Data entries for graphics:
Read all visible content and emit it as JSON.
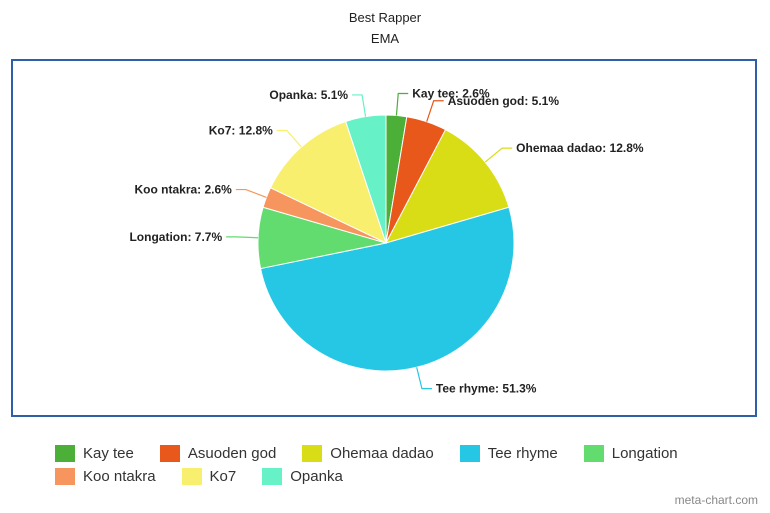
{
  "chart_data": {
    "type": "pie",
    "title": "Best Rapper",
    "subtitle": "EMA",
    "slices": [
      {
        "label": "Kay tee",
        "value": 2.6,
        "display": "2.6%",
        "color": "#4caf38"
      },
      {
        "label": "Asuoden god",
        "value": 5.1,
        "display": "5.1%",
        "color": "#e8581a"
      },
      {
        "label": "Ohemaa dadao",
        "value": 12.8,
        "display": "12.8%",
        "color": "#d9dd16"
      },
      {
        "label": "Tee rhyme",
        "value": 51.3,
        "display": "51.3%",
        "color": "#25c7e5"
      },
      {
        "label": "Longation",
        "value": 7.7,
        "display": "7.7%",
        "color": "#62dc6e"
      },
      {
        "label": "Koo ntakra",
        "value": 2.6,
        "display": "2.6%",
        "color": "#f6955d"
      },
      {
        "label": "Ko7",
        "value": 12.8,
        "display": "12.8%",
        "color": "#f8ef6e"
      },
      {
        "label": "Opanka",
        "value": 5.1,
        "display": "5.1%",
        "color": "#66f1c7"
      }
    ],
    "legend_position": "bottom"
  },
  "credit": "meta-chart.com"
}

* * *

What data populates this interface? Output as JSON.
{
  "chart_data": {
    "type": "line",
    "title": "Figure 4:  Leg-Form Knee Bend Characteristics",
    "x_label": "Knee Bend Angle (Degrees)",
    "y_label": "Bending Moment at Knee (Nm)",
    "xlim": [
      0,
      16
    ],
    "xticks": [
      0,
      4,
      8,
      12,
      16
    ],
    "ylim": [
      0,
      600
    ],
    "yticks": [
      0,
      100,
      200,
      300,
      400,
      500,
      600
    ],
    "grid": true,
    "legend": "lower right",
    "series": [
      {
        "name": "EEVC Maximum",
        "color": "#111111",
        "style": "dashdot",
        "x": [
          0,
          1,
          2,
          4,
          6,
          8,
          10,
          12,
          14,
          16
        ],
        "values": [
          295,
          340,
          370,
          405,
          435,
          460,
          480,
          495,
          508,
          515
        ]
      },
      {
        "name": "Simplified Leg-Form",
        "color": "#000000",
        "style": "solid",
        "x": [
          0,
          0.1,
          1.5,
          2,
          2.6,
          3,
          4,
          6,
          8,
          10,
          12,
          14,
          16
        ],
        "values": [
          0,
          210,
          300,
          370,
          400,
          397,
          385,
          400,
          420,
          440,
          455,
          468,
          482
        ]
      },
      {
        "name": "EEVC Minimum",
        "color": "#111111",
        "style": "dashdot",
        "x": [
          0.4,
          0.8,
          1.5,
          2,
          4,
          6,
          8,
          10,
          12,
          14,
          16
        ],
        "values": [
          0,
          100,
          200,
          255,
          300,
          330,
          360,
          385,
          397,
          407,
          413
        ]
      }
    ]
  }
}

==

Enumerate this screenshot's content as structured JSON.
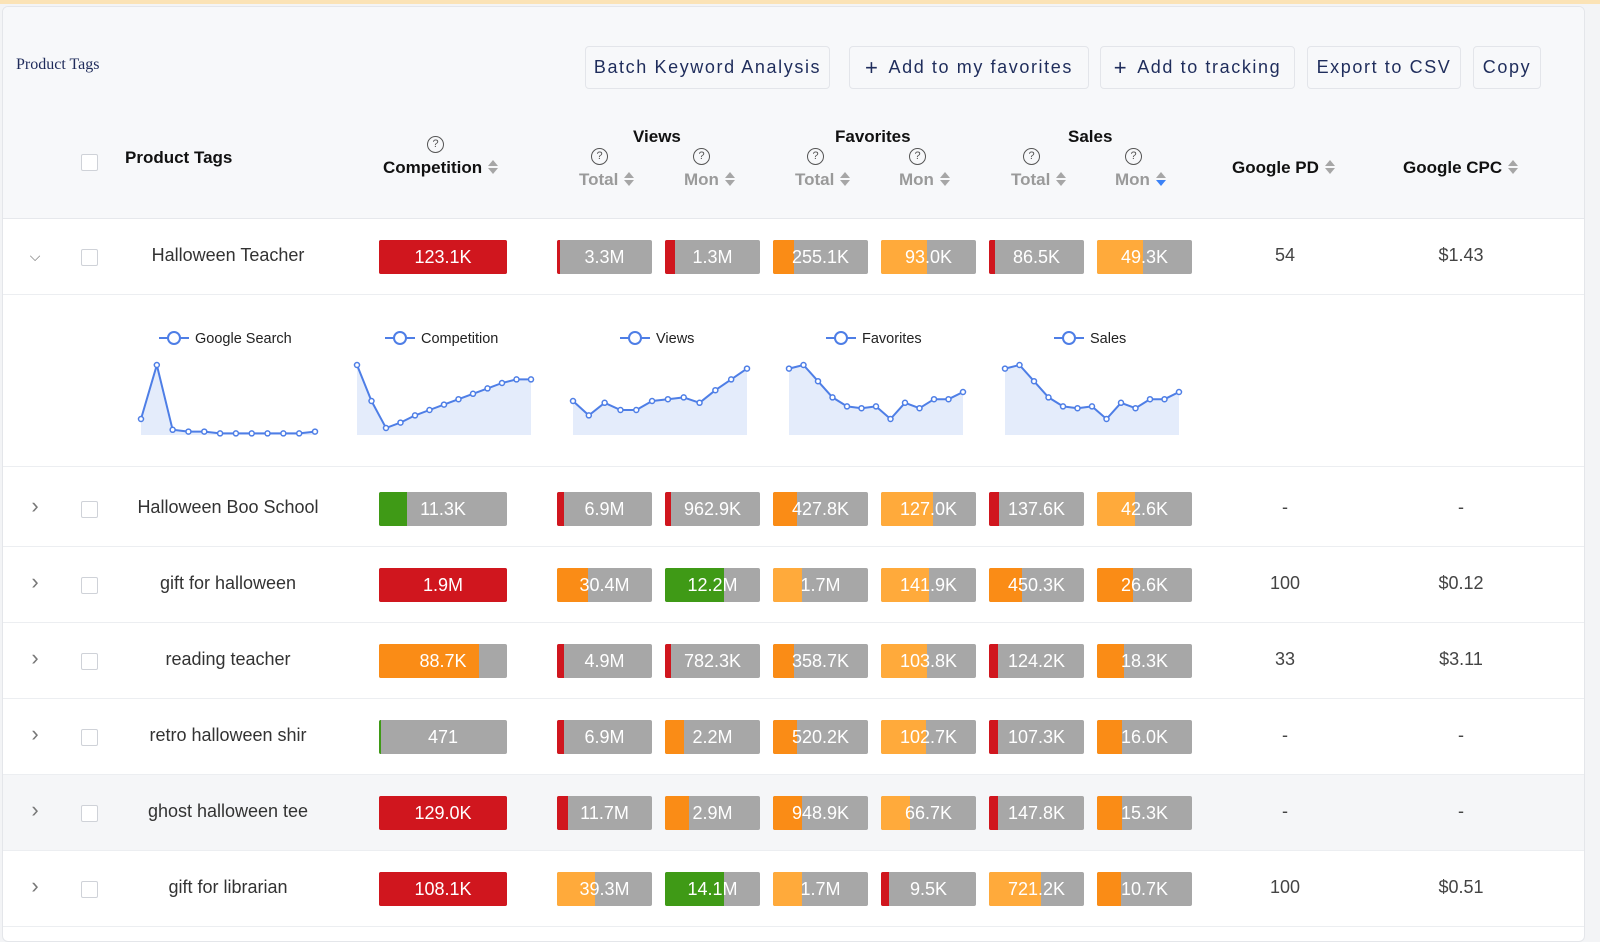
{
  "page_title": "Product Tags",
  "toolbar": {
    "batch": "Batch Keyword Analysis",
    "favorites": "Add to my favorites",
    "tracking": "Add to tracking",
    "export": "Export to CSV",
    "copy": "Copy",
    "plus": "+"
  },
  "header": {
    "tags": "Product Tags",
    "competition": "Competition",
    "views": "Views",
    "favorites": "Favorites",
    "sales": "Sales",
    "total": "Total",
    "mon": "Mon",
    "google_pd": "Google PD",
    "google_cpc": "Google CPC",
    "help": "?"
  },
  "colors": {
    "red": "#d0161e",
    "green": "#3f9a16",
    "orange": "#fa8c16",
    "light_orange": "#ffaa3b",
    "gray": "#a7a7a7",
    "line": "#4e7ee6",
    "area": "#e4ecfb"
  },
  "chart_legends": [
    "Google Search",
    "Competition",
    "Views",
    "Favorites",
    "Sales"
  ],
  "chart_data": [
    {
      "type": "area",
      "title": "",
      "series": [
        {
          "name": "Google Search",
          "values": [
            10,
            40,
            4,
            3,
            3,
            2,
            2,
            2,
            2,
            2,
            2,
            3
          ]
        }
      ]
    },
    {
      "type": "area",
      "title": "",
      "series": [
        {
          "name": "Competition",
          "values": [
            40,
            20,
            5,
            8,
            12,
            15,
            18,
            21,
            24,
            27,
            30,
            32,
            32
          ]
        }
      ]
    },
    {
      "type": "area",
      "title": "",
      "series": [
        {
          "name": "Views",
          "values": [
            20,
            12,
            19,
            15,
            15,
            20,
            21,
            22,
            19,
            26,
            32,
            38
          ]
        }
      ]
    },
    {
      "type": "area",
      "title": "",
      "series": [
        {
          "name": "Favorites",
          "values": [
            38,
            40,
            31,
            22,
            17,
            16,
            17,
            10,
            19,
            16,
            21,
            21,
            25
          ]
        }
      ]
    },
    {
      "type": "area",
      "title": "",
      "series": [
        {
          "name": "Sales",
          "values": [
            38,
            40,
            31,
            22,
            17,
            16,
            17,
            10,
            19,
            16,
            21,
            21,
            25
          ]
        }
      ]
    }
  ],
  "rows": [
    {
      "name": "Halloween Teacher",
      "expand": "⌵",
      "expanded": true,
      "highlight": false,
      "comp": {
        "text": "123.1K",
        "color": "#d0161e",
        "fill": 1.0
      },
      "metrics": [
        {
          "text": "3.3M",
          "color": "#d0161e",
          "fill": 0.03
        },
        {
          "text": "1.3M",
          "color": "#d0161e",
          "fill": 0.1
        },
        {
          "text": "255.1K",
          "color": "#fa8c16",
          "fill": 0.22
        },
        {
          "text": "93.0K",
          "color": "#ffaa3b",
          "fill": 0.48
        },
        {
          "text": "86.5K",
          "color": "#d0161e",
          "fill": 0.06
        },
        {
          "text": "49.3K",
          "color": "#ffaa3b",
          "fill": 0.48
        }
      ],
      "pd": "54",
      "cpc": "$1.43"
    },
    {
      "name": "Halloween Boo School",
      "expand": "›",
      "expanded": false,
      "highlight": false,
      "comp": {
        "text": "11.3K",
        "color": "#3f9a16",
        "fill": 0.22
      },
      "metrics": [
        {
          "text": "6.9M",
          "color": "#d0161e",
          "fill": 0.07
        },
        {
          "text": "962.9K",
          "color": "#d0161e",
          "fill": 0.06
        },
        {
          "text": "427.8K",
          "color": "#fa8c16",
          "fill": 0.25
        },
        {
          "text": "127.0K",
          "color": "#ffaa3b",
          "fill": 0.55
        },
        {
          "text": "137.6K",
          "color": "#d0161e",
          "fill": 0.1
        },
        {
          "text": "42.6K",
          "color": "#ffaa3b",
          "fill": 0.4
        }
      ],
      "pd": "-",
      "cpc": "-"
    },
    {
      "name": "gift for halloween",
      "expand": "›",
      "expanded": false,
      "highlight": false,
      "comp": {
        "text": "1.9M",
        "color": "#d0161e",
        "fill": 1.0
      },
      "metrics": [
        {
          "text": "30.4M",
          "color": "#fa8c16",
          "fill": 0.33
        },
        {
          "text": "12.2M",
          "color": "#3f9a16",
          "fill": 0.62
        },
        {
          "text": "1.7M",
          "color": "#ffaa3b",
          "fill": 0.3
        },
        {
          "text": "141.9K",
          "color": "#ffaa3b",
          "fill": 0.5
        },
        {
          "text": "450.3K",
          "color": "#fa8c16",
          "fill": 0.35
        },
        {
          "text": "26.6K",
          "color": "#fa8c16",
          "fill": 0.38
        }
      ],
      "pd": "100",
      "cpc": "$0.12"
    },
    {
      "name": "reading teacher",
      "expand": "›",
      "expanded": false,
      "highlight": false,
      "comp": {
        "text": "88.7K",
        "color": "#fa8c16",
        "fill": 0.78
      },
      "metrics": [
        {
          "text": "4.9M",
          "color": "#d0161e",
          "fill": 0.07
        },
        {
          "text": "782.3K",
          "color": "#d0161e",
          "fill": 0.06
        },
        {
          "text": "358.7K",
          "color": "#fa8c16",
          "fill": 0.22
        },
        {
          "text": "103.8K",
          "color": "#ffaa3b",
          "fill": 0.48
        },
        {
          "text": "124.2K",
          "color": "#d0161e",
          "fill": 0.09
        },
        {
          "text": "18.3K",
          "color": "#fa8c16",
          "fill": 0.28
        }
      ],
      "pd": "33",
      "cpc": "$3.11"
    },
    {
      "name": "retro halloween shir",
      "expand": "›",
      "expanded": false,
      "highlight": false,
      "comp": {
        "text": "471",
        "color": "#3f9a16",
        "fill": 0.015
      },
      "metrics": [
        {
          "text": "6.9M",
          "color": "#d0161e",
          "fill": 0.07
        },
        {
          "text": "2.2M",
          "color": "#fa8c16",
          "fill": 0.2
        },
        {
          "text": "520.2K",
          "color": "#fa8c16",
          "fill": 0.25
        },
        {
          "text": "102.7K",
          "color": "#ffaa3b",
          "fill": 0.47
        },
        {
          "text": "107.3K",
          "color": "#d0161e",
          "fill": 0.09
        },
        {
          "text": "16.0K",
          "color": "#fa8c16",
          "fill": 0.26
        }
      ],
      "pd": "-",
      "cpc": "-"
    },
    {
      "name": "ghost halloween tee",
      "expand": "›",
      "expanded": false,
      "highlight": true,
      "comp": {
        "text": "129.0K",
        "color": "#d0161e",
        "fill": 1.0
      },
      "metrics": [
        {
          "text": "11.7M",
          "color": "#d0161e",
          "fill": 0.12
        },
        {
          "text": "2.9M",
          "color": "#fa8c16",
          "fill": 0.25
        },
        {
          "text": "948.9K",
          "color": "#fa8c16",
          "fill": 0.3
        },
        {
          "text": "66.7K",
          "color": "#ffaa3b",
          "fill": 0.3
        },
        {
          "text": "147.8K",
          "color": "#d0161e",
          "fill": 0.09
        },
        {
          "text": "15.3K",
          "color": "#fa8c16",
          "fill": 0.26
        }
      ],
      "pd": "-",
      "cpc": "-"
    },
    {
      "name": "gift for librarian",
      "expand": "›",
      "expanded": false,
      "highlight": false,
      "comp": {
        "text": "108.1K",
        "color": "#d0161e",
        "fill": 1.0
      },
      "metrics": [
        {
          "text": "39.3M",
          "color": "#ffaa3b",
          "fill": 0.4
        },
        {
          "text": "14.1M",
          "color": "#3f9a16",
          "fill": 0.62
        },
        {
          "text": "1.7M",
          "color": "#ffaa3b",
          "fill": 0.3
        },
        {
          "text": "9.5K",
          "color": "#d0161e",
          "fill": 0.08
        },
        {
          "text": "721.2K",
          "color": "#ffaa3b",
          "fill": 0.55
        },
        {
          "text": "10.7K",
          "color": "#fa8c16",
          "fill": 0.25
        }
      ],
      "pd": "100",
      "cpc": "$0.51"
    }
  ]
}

**Goal of the exercise**
Set out every line from the material that contains the string "Google".

**Exercise output**
    "google_pd": "Google PD",
    "google_cpc": "Google CPC",
    "Google Search",
          "name": "Google Search",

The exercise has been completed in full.